---- Provided information

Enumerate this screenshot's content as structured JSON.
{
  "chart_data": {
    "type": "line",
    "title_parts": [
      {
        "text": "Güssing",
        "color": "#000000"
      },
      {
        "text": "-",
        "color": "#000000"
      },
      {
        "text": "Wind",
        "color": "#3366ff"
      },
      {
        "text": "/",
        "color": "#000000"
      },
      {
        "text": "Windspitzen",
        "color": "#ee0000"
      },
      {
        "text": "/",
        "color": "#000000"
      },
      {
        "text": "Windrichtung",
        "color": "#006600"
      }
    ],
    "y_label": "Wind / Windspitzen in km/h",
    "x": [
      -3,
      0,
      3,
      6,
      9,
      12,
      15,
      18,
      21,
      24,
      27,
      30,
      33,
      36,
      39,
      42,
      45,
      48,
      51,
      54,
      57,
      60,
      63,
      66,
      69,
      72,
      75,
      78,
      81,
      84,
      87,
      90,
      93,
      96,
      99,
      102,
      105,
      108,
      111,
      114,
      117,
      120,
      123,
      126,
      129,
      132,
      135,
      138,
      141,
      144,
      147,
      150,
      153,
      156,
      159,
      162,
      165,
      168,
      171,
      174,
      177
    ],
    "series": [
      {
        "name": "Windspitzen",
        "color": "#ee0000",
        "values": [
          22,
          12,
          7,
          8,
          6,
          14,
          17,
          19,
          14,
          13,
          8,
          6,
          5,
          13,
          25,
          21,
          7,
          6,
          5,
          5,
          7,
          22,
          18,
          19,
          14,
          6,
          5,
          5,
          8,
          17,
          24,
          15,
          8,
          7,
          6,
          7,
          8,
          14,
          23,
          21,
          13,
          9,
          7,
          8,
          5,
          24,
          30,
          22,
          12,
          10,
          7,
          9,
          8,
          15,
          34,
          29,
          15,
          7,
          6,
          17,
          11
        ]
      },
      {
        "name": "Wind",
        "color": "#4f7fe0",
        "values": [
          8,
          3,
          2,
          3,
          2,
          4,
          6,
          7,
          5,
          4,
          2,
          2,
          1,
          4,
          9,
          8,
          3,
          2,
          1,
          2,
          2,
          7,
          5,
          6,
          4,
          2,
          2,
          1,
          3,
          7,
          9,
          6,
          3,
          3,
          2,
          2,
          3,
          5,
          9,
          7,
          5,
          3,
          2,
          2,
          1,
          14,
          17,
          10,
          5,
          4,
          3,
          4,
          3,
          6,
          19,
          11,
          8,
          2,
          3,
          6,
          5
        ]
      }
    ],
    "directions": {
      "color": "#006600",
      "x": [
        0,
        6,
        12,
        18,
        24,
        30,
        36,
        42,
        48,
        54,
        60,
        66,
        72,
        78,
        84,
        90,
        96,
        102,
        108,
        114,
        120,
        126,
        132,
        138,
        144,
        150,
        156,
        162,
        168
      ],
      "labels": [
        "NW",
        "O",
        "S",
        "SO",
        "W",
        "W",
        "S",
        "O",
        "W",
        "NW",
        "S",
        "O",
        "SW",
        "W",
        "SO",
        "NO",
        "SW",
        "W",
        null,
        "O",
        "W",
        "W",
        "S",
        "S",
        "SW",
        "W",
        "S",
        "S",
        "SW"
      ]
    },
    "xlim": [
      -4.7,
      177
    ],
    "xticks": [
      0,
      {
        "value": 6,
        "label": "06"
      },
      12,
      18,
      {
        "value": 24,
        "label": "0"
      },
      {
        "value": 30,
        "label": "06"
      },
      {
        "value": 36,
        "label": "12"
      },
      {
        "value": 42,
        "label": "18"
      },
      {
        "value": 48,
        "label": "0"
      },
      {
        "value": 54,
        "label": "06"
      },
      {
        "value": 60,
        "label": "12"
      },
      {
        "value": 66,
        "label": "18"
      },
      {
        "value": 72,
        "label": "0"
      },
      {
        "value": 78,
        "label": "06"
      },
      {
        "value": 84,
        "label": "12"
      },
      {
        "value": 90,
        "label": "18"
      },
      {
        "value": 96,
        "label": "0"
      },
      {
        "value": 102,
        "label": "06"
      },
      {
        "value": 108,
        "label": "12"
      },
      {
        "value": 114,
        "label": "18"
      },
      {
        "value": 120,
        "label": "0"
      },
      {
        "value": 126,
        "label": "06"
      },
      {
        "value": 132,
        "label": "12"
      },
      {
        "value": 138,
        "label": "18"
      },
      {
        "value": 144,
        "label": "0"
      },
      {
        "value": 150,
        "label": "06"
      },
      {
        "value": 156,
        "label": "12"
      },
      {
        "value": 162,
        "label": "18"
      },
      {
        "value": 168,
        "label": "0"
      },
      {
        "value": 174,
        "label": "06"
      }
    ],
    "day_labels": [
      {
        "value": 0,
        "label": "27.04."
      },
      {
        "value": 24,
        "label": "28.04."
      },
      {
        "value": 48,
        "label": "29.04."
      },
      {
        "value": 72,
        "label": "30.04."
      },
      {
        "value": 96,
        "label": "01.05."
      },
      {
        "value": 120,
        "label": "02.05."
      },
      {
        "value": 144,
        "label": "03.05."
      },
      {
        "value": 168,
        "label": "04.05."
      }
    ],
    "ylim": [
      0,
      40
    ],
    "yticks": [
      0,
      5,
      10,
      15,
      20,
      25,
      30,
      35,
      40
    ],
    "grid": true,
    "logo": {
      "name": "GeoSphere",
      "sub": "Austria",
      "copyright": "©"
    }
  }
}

--------

What to do: Give all of the entries again, word for word.

Problem solution:
Enumerate this screenshot's content as structured JSON.
{
  "chart_data": {
    "type": "line",
    "title_parts": [
      {
        "text": "Güssing",
        "color": "#000000"
      },
      {
        "text": "-",
        "color": "#000000"
      },
      {
        "text": "Wind",
        "color": "#3366ff"
      },
      {
        "text": "/",
        "color": "#000000"
      },
      {
        "text": "Windspitzen",
        "color": "#ee0000"
      },
      {
        "text": "/",
        "color": "#000000"
      },
      {
        "text": "Windrichtung",
        "color": "#006600"
      }
    ],
    "y_label": "Wind / Windspitzen in km/h",
    "x": [
      -3,
      0,
      3,
      6,
      9,
      12,
      15,
      18,
      21,
      24,
      27,
      30,
      33,
      36,
      39,
      42,
      45,
      48,
      51,
      54,
      57,
      60,
      63,
      66,
      69,
      72,
      75,
      78,
      81,
      84,
      87,
      90,
      93,
      96,
      99,
      102,
      105,
      108,
      111,
      114,
      117,
      120,
      123,
      126,
      129,
      132,
      135,
      138,
      141,
      144,
      147,
      150,
      153,
      156,
      159,
      162,
      165,
      168,
      171,
      174,
      177
    ],
    "series": [
      {
        "name": "Windspitzen",
        "color": "#ee0000",
        "values": [
          22,
          12,
          7,
          8,
          6,
          14,
          17,
          19,
          14,
          13,
          8,
          6,
          5,
          13,
          25,
          21,
          7,
          6,
          5,
          5,
          7,
          22,
          18,
          19,
          14,
          6,
          5,
          5,
          8,
          17,
          24,
          15,
          8,
          7,
          6,
          7,
          8,
          14,
          23,
          21,
          13,
          9,
          7,
          8,
          5,
          24,
          30,
          22,
          12,
          10,
          7,
          9,
          8,
          15,
          34,
          29,
          15,
          7,
          6,
          17,
          11
        ]
      },
      {
        "name": "Wind",
        "color": "#4f7fe0",
        "values": [
          8,
          3,
          2,
          3,
          2,
          4,
          6,
          7,
          5,
          4,
          2,
          2,
          1,
          4,
          9,
          8,
          3,
          2,
          1,
          2,
          2,
          7,
          5,
          6,
          4,
          2,
          2,
          1,
          3,
          7,
          9,
          6,
          3,
          3,
          2,
          2,
          3,
          5,
          9,
          7,
          5,
          3,
          2,
          2,
          1,
          14,
          17,
          10,
          5,
          4,
          3,
          4,
          3,
          6,
          19,
          11,
          8,
          2,
          3,
          6,
          5
        ]
      }
    ],
    "directions": {
      "color": "#006600",
      "x": [
        0,
        6,
        12,
        18,
        24,
        30,
        36,
        42,
        48,
        54,
        60,
        66,
        72,
        78,
        84,
        90,
        96,
        102,
        108,
        114,
        120,
        126,
        132,
        138,
        144,
        150,
        156,
        162,
        168
      ],
      "labels": [
        "NW",
        "O",
        "S",
        "SO",
        "W",
        "W",
        "S",
        "O",
        "W",
        "NW",
        "S",
        "O",
        "SW",
        "W",
        "SO",
        "NO",
        "SW",
        "W",
        null,
        "O",
        "W",
        "W",
        "S",
        "S",
        "SW",
        "W",
        "S",
        "S",
        "SW"
      ]
    },
    "xlim": [
      -4.7,
      177
    ],
    "xticks": [
      0,
      {
        "value": 6,
        "label": "06"
      },
      12,
      18,
      {
        "value": 24,
        "label": "0"
      },
      {
        "value": 30,
        "label": "06"
      },
      {
        "value": 36,
        "label": "12"
      },
      {
        "value": 42,
        "label": "18"
      },
      {
        "value": 48,
        "label": "0"
      },
      {
        "value": 54,
        "label": "06"
      },
      {
        "value": 60,
        "label": "12"
      },
      {
        "value": 66,
        "label": "18"
      },
      {
        "value": 72,
        "label": "0"
      },
      {
        "value": 78,
        "label": "06"
      },
      {
        "value": 84,
        "label": "12"
      },
      {
        "value": 90,
        "label": "18"
      },
      {
        "value": 96,
        "label": "0"
      },
      {
        "value": 102,
        "label": "06"
      },
      {
        "value": 108,
        "label": "12"
      },
      {
        "value": 114,
        "label": "18"
      },
      {
        "value": 120,
        "label": "0"
      },
      {
        "value": 126,
        "label": "06"
      },
      {
        "value": 132,
        "label": "12"
      },
      {
        "value": 138,
        "label": "18"
      },
      {
        "value": 144,
        "label": "0"
      },
      {
        "value": 150,
        "label": "06"
      },
      {
        "value": 156,
        "label": "12"
      },
      {
        "value": 162,
        "label": "18"
      },
      {
        "value": 168,
        "label": "0"
      },
      {
        "value": 174,
        "label": "06"
      }
    ],
    "day_labels": [
      {
        "value": 0,
        "label": "27.04."
      },
      {
        "value": 24,
        "label": "28.04."
      },
      {
        "value": 48,
        "label": "29.04."
      },
      {
        "value": 72,
        "label": "30.04."
      },
      {
        "value": 96,
        "label": "01.05."
      },
      {
        "value": 120,
        "label": "02.05."
      },
      {
        "value": 144,
        "label": "03.05."
      },
      {
        "value": 168,
        "label": "04.05."
      }
    ],
    "ylim": [
      0,
      40
    ],
    "yticks": [
      0,
      5,
      10,
      15,
      20,
      25,
      30,
      35,
      40
    ],
    "grid": true,
    "logo": {
      "name": "GeoSphere",
      "sub": "Austria",
      "copyright": "©"
    }
  }
}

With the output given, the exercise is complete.